**TASK INSTRUCTIONS**: Your task is to repeat the listing exactly.

<<<<

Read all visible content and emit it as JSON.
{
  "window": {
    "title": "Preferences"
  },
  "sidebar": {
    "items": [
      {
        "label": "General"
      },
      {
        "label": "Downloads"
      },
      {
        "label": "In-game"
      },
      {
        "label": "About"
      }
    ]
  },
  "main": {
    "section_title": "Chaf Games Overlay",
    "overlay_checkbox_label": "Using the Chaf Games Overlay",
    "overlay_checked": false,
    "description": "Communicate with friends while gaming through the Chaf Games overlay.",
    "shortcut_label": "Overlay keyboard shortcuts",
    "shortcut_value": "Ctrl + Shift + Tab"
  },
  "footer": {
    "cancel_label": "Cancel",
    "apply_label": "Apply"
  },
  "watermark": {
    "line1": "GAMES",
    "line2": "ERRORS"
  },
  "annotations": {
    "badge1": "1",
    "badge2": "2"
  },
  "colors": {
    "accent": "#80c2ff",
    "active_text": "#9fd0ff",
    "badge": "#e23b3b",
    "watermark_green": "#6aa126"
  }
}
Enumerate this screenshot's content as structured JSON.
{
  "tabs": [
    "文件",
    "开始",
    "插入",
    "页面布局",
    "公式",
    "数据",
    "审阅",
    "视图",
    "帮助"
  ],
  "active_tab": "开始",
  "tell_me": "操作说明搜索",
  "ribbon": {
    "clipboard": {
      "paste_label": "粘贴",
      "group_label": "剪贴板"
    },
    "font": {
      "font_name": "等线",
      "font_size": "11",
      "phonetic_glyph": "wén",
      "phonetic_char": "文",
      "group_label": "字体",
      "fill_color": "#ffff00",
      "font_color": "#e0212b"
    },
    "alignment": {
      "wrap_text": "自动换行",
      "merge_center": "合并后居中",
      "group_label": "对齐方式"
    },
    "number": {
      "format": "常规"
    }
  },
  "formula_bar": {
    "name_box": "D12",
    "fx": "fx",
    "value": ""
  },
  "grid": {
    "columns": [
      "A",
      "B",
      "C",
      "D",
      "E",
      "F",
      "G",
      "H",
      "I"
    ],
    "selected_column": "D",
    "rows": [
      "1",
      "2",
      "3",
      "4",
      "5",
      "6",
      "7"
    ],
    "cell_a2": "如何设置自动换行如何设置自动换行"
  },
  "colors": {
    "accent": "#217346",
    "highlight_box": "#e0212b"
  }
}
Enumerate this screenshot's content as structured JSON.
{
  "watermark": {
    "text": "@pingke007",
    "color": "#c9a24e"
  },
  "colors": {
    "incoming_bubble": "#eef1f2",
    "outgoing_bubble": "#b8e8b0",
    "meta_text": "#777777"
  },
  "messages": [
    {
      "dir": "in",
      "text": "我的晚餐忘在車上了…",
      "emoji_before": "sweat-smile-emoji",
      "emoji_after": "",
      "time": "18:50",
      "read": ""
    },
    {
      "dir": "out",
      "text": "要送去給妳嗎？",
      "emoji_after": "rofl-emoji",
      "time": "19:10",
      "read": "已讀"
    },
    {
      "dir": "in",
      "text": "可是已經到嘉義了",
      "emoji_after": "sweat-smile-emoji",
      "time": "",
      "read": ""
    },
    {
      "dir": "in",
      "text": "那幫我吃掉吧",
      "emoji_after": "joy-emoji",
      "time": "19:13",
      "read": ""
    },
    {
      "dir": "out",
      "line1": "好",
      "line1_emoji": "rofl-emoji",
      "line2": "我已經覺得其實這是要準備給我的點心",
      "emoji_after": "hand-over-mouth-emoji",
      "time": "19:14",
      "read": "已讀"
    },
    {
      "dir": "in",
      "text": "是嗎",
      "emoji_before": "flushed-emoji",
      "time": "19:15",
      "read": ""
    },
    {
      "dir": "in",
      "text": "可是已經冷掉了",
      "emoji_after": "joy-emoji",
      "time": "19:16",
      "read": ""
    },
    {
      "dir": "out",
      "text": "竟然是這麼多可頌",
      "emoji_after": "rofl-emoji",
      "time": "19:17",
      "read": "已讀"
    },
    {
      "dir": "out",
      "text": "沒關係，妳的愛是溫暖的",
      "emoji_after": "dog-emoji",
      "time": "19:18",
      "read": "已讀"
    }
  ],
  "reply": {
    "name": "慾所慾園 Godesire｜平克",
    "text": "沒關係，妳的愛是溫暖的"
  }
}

>>>>

**FULL ANSWER**:
Read all visible content and emit it as JSON.
{
  "window": {
    "title": "Preferences"
  },
  "sidebar": {
    "items": [
      {
        "label": "General"
      },
      {
        "label": "Downloads"
      },
      {
        "label": "In-game"
      },
      {
        "label": "About"
      }
    ]
  },
  "main": {
    "section_title": "Chaf Games Overlay",
    "overlay_checkbox_label": "Using the Chaf Games Overlay",
    "overlay_checked": false,
    "description": "Communicate with friends while gaming through the Chaf Games overlay.",
    "shortcut_label": "Overlay keyboard shortcuts",
    "shortcut_value": "Ctrl + Shift + Tab"
  },
  "footer": {
    "cancel_label": "Cancel",
    "apply_label": "Apply"
  },
  "watermark": {
    "line1": "GAMES",
    "line2": "ERRORS"
  },
  "annotations": {
    "badge1": "1",
    "badge2": "2"
  },
  "colors": {
    "accent": "#80c2ff",
    "active_text": "#9fd0ff",
    "badge": "#e23b3b",
    "watermark_green": "#6aa126"
  }
}
Enumerate this screenshot's content as structured JSON.
{
  "tabs": [
    "文件",
    "开始",
    "插入",
    "页面布局",
    "公式",
    "数据",
    "审阅",
    "视图",
    "帮助"
  ],
  "active_tab": "开始",
  "tell_me": "操作说明搜索",
  "ribbon": {
    "clipboard": {
      "paste_label": "粘贴",
      "group_label": "剪贴板"
    },
    "font": {
      "font_name": "等线",
      "font_size": "11",
      "phonetic_glyph": "wén",
      "phonetic_char": "文",
      "group_label": "字体",
      "fill_color": "#ffff00",
      "font_color": "#e0212b"
    },
    "alignment": {
      "wrap_text": "自动换行",
      "merge_center": "合并后居中",
      "group_label": "对齐方式"
    },
    "number": {
      "format": "常规"
    }
  },
  "formula_bar": {
    "name_box": "D12",
    "fx": "fx",
    "value": ""
  },
  "grid": {
    "columns": [
      "A",
      "B",
      "C",
      "D",
      "E",
      "F",
      "G",
      "H",
      "I"
    ],
    "selected_column": "D",
    "rows": [
      "1",
      "2",
      "3",
      "4",
      "5",
      "6",
      "7"
    ],
    "cell_a2": "如何设置自动换行如何设置自动换行"
  },
  "colors": {
    "accent": "#217346",
    "highlight_box": "#e0212b"
  }
}
Enumerate this screenshot's content as structured JSON.
{
  "watermark": {
    "text": "@pingke007",
    "color": "#c9a24e"
  },
  "colors": {
    "incoming_bubble": "#eef1f2",
    "outgoing_bubble": "#b8e8b0",
    "meta_text": "#777777"
  },
  "messages": [
    {
      "dir": "in",
      "text": "我的晚餐忘在車上了…",
      "emoji_before": "sweat-smile-emoji",
      "emoji_after": "",
      "time": "18:50",
      "read": ""
    },
    {
      "dir": "out",
      "text": "要送去給妳嗎？",
      "emoji_after": "rofl-emoji",
      "time": "19:10",
      "read": "已讀"
    },
    {
      "dir": "in",
      "text": "可是已經到嘉義了",
      "emoji_after": "sweat-smile-emoji",
      "time": "",
      "read": ""
    },
    {
      "dir": "in",
      "text": "那幫我吃掉吧",
      "emoji_after": "joy-emoji",
      "time": "19:13",
      "read": ""
    },
    {
      "dir": "out",
      "line1": "好",
      "line1_emoji": "rofl-emoji",
      "line2": "我已經覺得其實這是要準備給我的點心",
      "emoji_after": "hand-over-mouth-emoji",
      "time": "19:14",
      "read": "已讀"
    },
    {
      "dir": "in",
      "text": "是嗎",
      "emoji_before": "flushed-emoji",
      "time": "19:15",
      "read": ""
    },
    {
      "dir": "in",
      "text": "可是已經冷掉了",
      "emoji_after": "joy-emoji",
      "time": "19:16",
      "read": ""
    },
    {
      "dir": "out",
      "text": "竟然是這麼多可頌",
      "emoji_after": "rofl-emoji",
      "time": "19:17",
      "read": "已讀"
    },
    {
      "dir": "out",
      "text": "沒關係，妳的愛是溫暖的",
      "emoji_after": "dog-emoji",
      "time": "19:18",
      "read": "已讀"
    }
  ],
  "reply": {
    "name": "慾所慾園 Godesire｜平克",
    "text": "沒關係，妳的愛是溫暖的"
  }
}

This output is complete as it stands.